OBJECTIVE: Write out the entire listing below exactly as it appears, minus any pictures.

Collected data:
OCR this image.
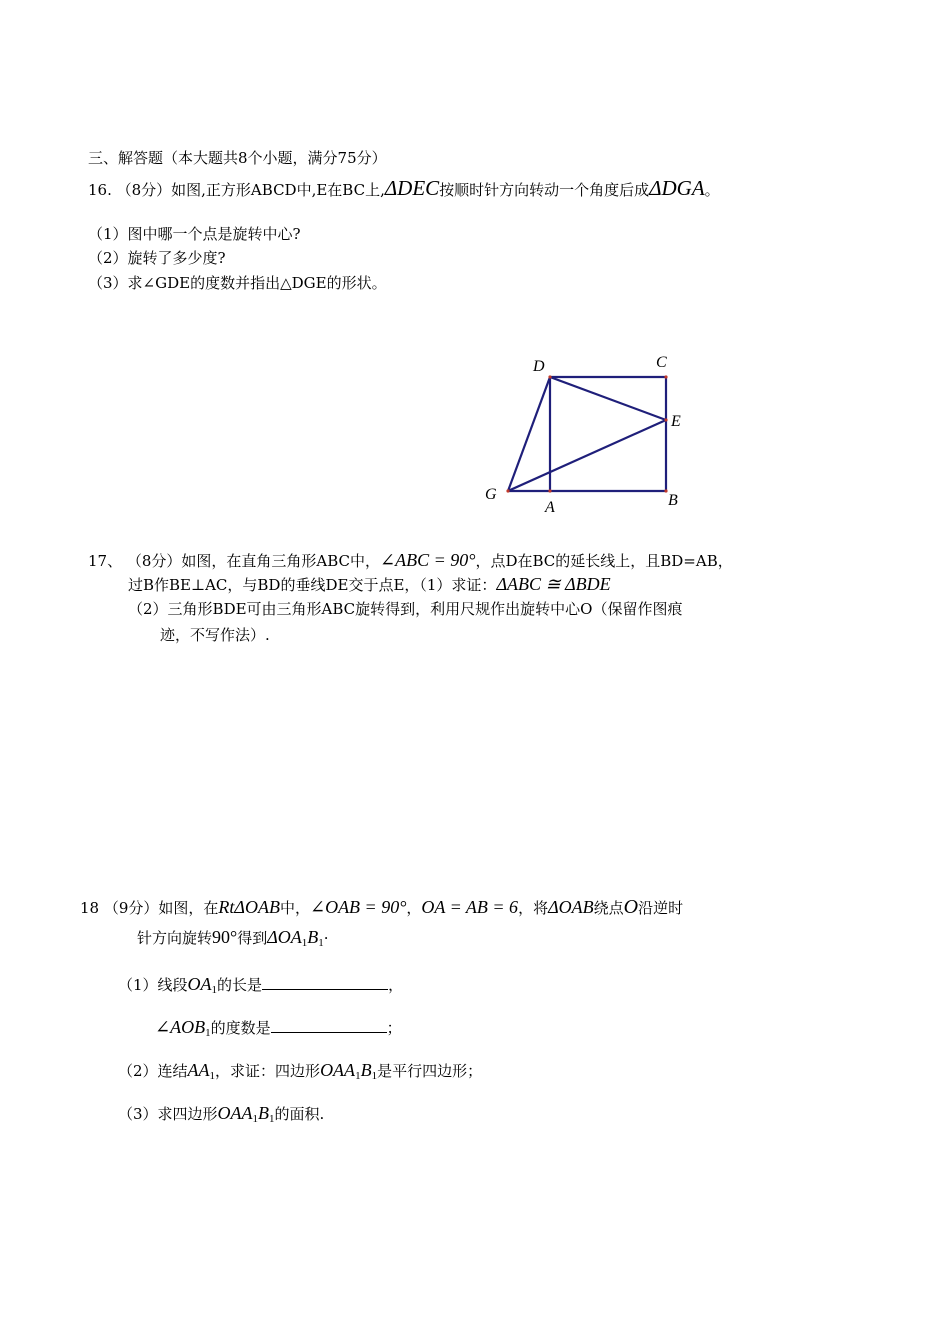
三、解答题（本大题共8个小题，满分75分）
16. （8分）如图,正方形ABCD中,E在BC上,ΔDEC按顺时针方向转动一个角度后成ΔDGA。
（1）图中哪一个点是旋转中心?
（2）旋转了多少度?
（3）求∠GDE的度数并指出△DGE的形状。
D	C
E
G
A	B
17、 （8分）如图，在直角三角形ABC中，∠ABC = 90°，点D在BC的延长线上，且BD=AB，
过B作BE⊥AC，与BD的垂线DE交于点E，（1）求证：ΔABC ≅ ΔBDE
（2）三角形BDE可由三角形ABC旋转得到，利用尺规作出旋转中心O（保留作图痕
迹，不写作法）.
18 （9分）如图，在RtΔOAB中，∠OAB = 90°，OA = AB = 6，将ΔOAB绕点O沿逆时
针方向旋转90°得到$\Delta OA_1B_1\cdot$
（1）线段$OA_1$的长是	，
$\angle AOB_1$的度数是	；
（2）连结$AA_1$，求证：四边形$OAA_1B_1$是平行四边形；
（3）求四边形$OAA_1B_1$的面积.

COMPLETE RESPONSE:
OCR this image.
三、解答题（本大题共8个小题，满分75分）
16. （8分）如图,正方形ABCD中,E在BC上,ΔDEC按顺时针方向转动一个角度后成ΔDGA。
（1）图中哪一个点是旋转中心?
（2）旋转了多少度?
（3）求∠GDE的度数并指出△DGE的形状。
D	C
E
G
A	B
17、 （8分）如图，在直角三角形ABC中，∠ABC = 90°，点D在BC的延长线上，且BD=AB，
过B作BE⊥AC，与BD的垂线DE交于点E，（1）求证：ΔABC ≅ ΔBDE
（2）三角形BDE可由三角形ABC旋转得到，利用尺规作出旋转中心O（保留作图痕
迹，不写作法）.
18 （9分）如图，在RtΔOAB中，∠OAB = 90°，OA = AB = 6，将ΔOAB绕点O沿逆时
针方向旋转90°得到$\Delta OA_1B_1\cdot$
（1）线段$OA_1$的长是	，
$\angle AOB_1$的度数是	；
（2）连结$AA_1$，求证：四边形$OAA_1B_1$是平行四边形；
（3）求四边形$OAA_1B_1$的面积.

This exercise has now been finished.